What the exercise asks:
Pick out every line holding the string "Fall" and copy it.

[Chart and figure data]
[BEGIN]

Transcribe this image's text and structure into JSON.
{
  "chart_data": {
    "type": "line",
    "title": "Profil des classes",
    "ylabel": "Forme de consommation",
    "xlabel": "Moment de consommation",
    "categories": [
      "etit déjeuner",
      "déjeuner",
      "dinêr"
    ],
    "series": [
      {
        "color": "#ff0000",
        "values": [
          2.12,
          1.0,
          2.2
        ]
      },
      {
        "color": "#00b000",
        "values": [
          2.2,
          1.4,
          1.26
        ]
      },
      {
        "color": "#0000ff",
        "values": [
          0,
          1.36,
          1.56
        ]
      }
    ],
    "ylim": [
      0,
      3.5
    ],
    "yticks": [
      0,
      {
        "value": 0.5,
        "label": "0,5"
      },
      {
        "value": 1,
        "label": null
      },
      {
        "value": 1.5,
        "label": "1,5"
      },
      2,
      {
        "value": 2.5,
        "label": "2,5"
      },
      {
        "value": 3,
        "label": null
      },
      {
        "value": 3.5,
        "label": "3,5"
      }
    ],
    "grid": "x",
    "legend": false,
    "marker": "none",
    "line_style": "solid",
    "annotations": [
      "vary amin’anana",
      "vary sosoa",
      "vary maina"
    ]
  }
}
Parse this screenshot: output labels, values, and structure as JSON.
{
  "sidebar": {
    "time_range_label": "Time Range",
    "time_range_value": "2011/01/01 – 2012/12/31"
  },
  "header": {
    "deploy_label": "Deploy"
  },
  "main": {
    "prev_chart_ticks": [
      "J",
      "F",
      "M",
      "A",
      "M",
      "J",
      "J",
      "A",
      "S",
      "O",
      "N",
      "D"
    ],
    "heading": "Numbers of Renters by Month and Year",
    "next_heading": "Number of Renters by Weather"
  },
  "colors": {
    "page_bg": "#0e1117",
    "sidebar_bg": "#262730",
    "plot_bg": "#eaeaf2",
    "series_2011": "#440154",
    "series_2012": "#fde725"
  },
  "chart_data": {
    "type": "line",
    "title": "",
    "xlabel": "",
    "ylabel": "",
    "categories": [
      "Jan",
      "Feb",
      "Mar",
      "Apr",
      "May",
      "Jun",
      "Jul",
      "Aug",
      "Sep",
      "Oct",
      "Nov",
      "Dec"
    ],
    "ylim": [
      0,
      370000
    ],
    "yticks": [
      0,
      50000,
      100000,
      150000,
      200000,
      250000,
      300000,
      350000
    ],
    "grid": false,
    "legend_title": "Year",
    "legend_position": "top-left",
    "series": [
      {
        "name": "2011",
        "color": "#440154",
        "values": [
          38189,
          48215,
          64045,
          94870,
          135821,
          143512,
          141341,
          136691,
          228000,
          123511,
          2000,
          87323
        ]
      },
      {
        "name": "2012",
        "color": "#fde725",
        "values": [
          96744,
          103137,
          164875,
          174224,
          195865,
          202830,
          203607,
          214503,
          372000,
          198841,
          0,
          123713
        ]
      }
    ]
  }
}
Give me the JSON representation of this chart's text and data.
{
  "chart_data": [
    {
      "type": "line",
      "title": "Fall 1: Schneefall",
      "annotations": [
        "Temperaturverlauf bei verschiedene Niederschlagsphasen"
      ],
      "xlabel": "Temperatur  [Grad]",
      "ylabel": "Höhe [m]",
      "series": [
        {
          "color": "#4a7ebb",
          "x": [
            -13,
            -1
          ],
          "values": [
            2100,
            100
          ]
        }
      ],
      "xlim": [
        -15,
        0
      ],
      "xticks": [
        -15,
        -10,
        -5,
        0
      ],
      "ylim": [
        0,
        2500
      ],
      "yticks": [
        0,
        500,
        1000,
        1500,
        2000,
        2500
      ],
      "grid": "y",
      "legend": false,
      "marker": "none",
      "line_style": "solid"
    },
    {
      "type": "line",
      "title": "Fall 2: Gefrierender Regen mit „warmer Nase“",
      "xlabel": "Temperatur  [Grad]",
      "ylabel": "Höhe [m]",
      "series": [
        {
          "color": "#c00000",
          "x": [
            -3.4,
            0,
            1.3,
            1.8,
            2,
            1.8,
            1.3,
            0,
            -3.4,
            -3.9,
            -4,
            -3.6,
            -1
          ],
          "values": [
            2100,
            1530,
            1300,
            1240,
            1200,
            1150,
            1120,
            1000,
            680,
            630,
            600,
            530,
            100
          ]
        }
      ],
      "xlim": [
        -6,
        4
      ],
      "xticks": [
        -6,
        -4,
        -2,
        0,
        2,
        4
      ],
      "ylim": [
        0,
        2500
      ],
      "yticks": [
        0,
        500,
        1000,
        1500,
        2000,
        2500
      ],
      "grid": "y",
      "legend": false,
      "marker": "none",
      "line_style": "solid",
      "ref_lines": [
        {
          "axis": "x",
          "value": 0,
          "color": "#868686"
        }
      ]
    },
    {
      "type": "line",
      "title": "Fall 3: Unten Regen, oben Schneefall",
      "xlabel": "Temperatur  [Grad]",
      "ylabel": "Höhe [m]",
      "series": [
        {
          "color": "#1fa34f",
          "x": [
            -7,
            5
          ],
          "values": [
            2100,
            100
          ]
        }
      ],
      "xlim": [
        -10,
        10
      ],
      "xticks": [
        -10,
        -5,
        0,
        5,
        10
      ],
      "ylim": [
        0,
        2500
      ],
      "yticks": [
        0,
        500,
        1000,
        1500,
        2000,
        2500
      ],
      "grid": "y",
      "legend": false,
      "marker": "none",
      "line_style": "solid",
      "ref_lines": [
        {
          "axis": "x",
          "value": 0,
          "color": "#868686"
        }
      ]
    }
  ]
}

[END]

Answer for the task:
      "title": "Fall 1: Schneefall",
      "title": "Fall 2: Gefrierender Regen mit „warmer Nase“",
      "title": "Fall 3: Unten Regen, oben Schneefall",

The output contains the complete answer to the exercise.